§ What this task involves
Every line below that holds the string "Αθηνών" should be copied out.

#### Supplied entries

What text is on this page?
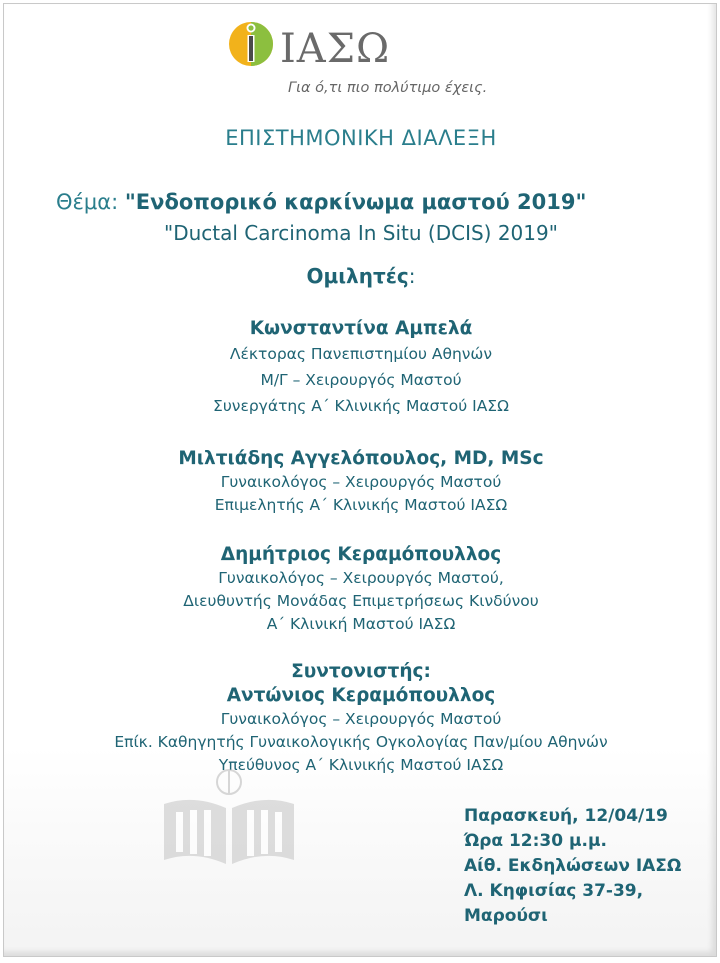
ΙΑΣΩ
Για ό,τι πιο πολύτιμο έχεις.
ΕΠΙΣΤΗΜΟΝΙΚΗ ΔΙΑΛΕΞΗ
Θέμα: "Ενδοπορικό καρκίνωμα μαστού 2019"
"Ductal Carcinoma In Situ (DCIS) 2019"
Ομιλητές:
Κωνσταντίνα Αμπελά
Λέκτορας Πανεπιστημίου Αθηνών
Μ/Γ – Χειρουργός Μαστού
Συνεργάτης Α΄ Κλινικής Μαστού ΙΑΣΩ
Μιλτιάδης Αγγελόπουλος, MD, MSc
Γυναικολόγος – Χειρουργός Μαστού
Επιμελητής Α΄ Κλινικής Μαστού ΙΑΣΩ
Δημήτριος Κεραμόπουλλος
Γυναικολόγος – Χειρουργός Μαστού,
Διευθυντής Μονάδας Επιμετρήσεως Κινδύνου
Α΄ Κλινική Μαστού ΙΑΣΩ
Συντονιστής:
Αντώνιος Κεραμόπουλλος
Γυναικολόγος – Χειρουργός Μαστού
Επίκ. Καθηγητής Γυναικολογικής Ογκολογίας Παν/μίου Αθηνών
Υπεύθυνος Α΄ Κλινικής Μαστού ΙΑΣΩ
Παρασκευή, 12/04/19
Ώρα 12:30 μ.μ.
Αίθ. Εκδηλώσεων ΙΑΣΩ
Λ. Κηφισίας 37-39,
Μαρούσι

########
#### Supplied entries

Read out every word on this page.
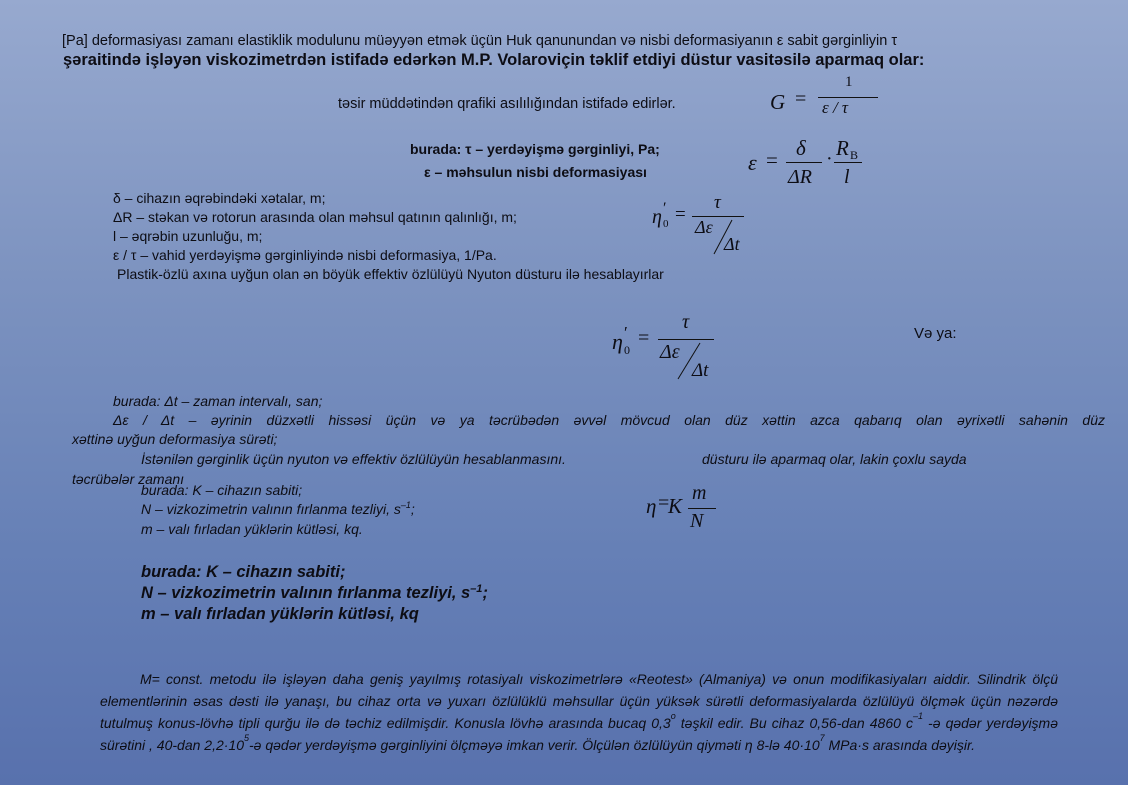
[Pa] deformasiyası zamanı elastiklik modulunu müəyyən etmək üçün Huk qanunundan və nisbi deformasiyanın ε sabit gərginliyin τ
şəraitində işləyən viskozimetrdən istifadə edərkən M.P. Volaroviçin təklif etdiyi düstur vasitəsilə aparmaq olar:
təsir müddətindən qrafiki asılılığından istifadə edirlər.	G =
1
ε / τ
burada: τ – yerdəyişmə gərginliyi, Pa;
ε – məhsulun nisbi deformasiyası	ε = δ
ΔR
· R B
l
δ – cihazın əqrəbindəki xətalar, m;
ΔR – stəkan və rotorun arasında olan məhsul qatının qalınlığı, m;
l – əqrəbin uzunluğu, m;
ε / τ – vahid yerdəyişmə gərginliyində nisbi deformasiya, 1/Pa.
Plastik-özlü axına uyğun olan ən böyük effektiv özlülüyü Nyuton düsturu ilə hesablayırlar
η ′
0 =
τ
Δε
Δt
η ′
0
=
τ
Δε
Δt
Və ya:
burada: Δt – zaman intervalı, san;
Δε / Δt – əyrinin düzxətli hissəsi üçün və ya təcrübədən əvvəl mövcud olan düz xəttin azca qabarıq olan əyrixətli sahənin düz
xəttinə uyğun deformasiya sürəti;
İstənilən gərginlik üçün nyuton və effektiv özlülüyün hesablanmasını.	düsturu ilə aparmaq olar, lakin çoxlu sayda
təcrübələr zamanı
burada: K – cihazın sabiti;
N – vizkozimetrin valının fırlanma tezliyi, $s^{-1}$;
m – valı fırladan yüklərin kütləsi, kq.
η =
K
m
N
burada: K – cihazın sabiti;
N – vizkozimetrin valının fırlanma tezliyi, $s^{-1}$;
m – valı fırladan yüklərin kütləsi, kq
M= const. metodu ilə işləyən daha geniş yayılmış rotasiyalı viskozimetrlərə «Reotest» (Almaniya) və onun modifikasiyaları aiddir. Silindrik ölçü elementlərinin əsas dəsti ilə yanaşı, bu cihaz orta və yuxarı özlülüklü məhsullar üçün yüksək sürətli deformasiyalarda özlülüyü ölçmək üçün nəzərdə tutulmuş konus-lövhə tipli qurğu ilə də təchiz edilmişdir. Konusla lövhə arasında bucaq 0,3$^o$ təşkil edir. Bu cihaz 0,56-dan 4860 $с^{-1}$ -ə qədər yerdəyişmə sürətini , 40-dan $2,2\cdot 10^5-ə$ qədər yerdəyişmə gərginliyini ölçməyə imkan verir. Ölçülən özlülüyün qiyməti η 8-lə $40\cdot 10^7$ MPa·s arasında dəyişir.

########

§ Written answer
Λέκτορας Πανεπιστημίου Αθηνών
Επίκ. Καθηγητής Γυναικολογικής Ογκολογίας Παν/μίου Αθηνών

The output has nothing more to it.